= What is needed =
What you return should match every record exactly, with the images removed.

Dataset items
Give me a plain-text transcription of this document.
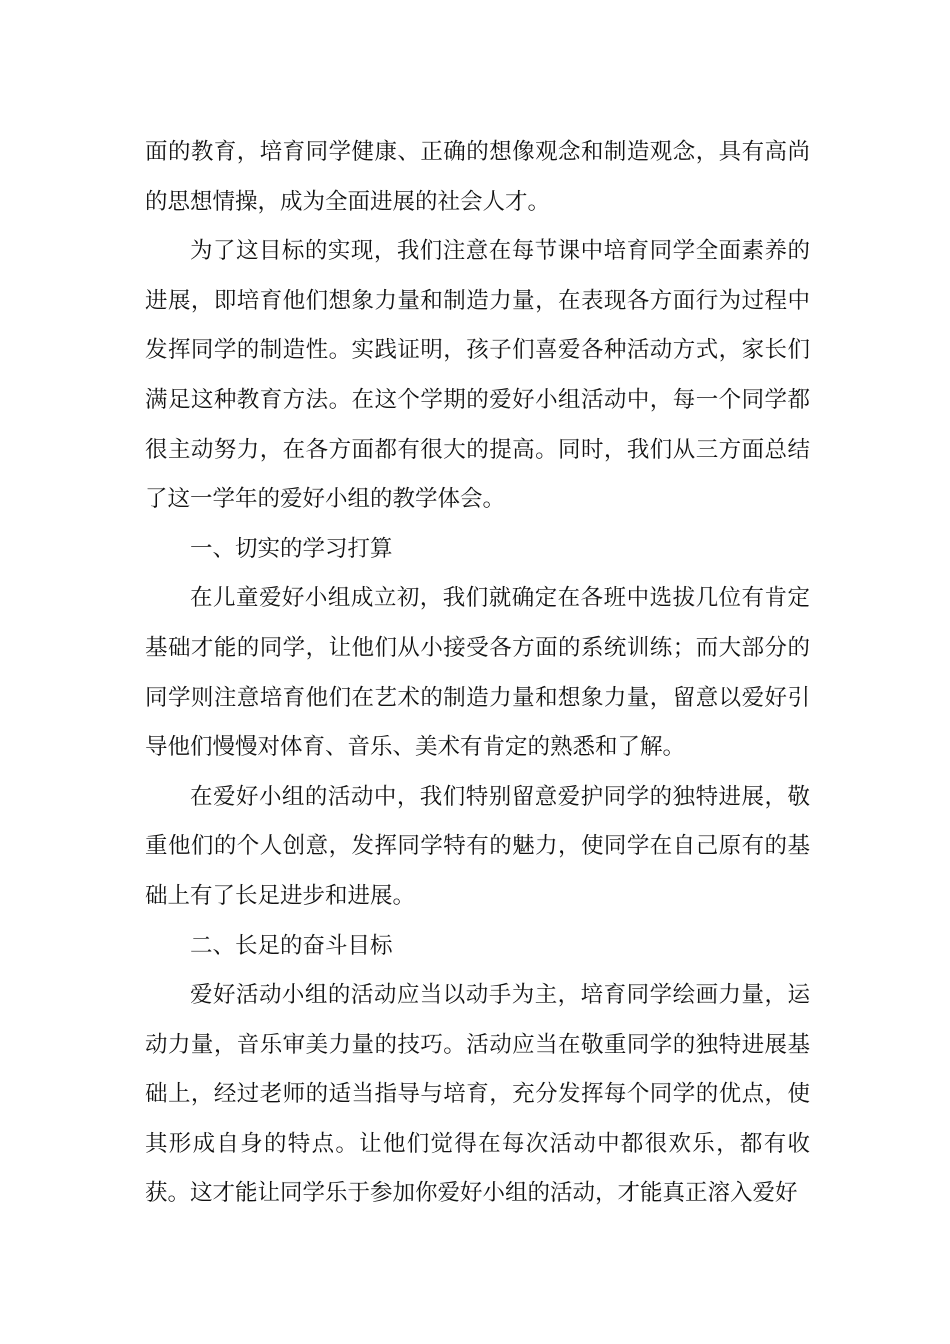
面的教育，培育同学健康、正确的想像观念和制造观念，具有高尚的思想情操，成为全面进展的社会人才。

为了这目标的实现，我们注意在每节课中培育同学全面素养的进展，即培育他们想象力量和制造力量，在表现各方面行为过程中发挥同学的制造性。实践证明，孩子们喜爱各种活动方式，家长们满足这种教育方法。在这个学期的爱好小组活动中，每一个同学都很主动努力，在各方面都有很大的提高。同时，我们从三方面总结了这一学年的爱好小组的教学体会。

一、切实的学习打算

在儿童爱好小组成立初，我们就确定在各班中选拔几位有肯定基础才能的同学，让他们从小接受各方面的系统训练；而大部分的同学则注意培育他们在艺术的制造力量和想象力量，留意以爱好引导他们慢慢对体育、音乐、美术有肯定的熟悉和了解。

在爱好小组的活动中，我们特别留意爱护同学的独特进展，敬重他们的个人创意，发挥同学特有的魅力，使同学在自己原有的基础上有了长足进步和进展。

二、长足的奋斗目标

爱好活动小组的活动应当以动手为主，培育同学绘画力量，运动力量，音乐审美力量的技巧。活动应当在敬重同学的独特进展基础上，经过老师的适当指导与培育，充分发挥每个同学的优点，使其形成自身的特点。让他们觉得在每次活动中都很欢乐，都有收获。这才能让同学乐于参加你爱好小组的活动，才能真正溶入爱好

= Written response =
Give me a plain-text transcription of this document.
面的教育，培育同学健康、正确的想像观念和制造观念，具有高尚的思想情操，成为全面进展的社会人才。

为了这目标的实现，我们注意在每节课中培育同学全面素养的进展，即培育他们想象力量和制造力量，在表现各方面行为过程中发挥同学的制造性。实践证明，孩子们喜爱各种活动方式，家长们满足这种教育方法。在这个学期的爱好小组活动中，每一个同学都很主动努力，在各方面都有很大的提高。同时，我们从三方面总结了这一学年的爱好小组的教学体会。

一、切实的学习打算

在儿童爱好小组成立初，我们就确定在各班中选拔几位有肯定基础才能的同学，让他们从小接受各方面的系统训练；而大部分的同学则注意培育他们在艺术的制造力量和想象力量，留意以爱好引导他们慢慢对体育、音乐、美术有肯定的熟悉和了解。

在爱好小组的活动中，我们特别留意爱护同学的独特进展，敬重他们的个人创意，发挥同学特有的魅力，使同学在自己原有的基础上有了长足进步和进展。

二、长足的奋斗目标

爱好活动小组的活动应当以动手为主，培育同学绘画力量，运动力量，音乐审美力量的技巧。活动应当在敬重同学的独特进展基础上，经过老师的适当指导与培育，充分发挥每个同学的优点，使其形成自身的特点。让他们觉得在每次活动中都很欢乐，都有收获。这才能让同学乐于参加你爱好小组的活动，才能真正溶入爱好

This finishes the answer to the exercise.